Extract all records. Keep each one exact.
··· Data to use
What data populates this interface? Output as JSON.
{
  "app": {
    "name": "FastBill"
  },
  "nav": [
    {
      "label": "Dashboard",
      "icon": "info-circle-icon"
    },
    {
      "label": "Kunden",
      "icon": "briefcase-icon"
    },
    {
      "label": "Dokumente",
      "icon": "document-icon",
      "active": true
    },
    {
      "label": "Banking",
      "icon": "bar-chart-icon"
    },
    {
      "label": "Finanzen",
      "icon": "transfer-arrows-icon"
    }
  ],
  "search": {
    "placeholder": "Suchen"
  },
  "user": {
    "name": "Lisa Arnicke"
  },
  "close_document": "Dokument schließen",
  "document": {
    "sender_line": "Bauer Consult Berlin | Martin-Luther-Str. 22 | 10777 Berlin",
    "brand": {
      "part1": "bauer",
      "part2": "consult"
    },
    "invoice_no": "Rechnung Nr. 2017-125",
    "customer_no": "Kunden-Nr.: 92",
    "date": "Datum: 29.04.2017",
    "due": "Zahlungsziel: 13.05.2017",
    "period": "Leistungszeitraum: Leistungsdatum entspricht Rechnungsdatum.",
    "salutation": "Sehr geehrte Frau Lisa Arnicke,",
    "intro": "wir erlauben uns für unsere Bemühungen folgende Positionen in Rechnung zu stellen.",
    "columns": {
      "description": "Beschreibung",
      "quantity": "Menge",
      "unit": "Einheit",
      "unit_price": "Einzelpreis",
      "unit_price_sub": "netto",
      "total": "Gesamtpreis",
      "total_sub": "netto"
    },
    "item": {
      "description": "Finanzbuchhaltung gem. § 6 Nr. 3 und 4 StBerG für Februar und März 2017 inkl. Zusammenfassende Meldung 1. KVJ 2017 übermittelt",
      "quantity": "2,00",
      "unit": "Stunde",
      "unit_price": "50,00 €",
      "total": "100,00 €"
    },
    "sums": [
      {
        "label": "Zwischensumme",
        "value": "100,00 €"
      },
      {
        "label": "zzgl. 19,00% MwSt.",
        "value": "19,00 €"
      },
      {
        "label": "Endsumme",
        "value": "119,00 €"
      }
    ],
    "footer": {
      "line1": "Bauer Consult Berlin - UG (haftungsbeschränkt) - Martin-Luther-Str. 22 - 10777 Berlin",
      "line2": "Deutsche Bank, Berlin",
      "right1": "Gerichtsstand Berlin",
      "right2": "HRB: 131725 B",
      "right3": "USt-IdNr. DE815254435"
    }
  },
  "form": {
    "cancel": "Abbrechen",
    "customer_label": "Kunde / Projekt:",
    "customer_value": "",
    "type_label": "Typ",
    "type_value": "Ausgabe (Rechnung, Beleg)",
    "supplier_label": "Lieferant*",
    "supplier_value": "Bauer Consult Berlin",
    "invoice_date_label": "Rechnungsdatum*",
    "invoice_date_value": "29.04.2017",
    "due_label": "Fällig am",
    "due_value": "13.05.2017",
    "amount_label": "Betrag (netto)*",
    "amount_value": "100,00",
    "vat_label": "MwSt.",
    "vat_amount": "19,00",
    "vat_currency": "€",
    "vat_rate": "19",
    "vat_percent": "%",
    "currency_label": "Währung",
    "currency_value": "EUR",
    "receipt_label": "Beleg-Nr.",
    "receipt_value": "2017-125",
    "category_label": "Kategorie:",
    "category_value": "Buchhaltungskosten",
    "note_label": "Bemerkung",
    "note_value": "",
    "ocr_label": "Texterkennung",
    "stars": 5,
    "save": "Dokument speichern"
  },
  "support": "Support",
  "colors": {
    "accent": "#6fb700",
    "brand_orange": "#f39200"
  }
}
······
- Written answer:
What data populates this interface? Output as JSON.
{
  "app": {
    "name": "FastBill"
  },
  "nav": [
    {
      "label": "Dashboard",
      "icon": "info-circle-icon"
    },
    {
      "label": "Kunden",
      "icon": "briefcase-icon"
    },
    {
      "label": "Dokumente",
      "icon": "document-icon",
      "active": true
    },
    {
      "label": "Banking",
      "icon": "bar-chart-icon"
    },
    {
      "label": "Finanzen",
      "icon": "transfer-arrows-icon"
    }
  ],
  "search": {
    "placeholder": "Suchen"
  },
  "user": {
    "name": "Lisa Arnicke"
  },
  "close_document": "Dokument schließen",
  "document": {
    "sender_line": "Bauer Consult Berlin | Martin-Luther-Str. 22 | 10777 Berlin",
    "brand": {
      "part1": "bauer",
      "part2": "consult"
    },
    "invoice_no": "Rechnung Nr. 2017-125",
    "customer_no": "Kunden-Nr.: 92",
    "date": "Datum: 29.04.2017",
    "due": "Zahlungsziel: 13.05.2017",
    "period": "Leistungszeitraum: Leistungsdatum entspricht Rechnungsdatum.",
    "salutation": "Sehr geehrte Frau Lisa Arnicke,",
    "intro": "wir erlauben uns für unsere Bemühungen folgende Positionen in Rechnung zu stellen.",
    "columns": {
      "description": "Beschreibung",
      "quantity": "Menge",
      "unit": "Einheit",
      "unit_price": "Einzelpreis",
      "unit_price_sub": "netto",
      "total": "Gesamtpreis",
      "total_sub": "netto"
    },
    "item": {
      "description": "Finanzbuchhaltung gem. § 6 Nr. 3 und 4 StBerG für Februar und März 2017 inkl. Zusammenfassende Meldung 1. KVJ 2017 übermittelt",
      "quantity": "2,00",
      "unit": "Stunde",
      "unit_price": "50,00 €",
      "total": "100,00 €"
    },
    "sums": [
      {
        "label": "Zwischensumme",
        "value": "100,00 €"
      },
      {
        "label": "zzgl. 19,00% MwSt.",
        "value": "19,00 €"
      },
      {
        "label": "Endsumme",
        "value": "119,00 €"
      }
    ],
    "footer": {
      "line1": "Bauer Consult Berlin - UG (haftungsbeschränkt) - Martin-Luther-Str. 22 - 10777 Berlin",
      "line2": "Deutsche Bank, Berlin",
      "right1": "Gerichtsstand Berlin",
      "right2": "HRB: 131725 B",
      "right3": "USt-IdNr. DE815254435"
    }
  },
  "form": {
    "cancel": "Abbrechen",
    "customer_label": "Kunde / Projekt:",
    "customer_value": "",
    "type_label": "Typ",
    "type_value": "Ausgabe (Rechnung, Beleg)",
    "supplier_label": "Lieferant*",
    "supplier_value": "Bauer Consult Berlin",
    "invoice_date_label": "Rechnungsdatum*",
    "invoice_date_value": "29.04.2017",
    "due_label": "Fällig am",
    "due_value": "13.05.2017",
    "amount_label": "Betrag (netto)*",
    "amount_value": "100,00",
    "vat_label": "MwSt.",
    "vat_amount": "19,00",
    "vat_currency": "€",
    "vat_rate": "19",
    "vat_percent": "%",
    "currency_label": "Währung",
    "currency_value": "EUR",
    "receipt_label": "Beleg-Nr.",
    "receipt_value": "2017-125",
    "category_label": "Kategorie:",
    "category_value": "Buchhaltungskosten",
    "note_label": "Bemerkung",
    "note_value": "",
    "ocr_label": "Texterkennung",
    "stars": 5,
    "save": "Dokument speichern"
  },
  "support": "Support",
  "colors": {
    "accent": "#6fb700",
    "brand_orange": "#f39200"
  }
}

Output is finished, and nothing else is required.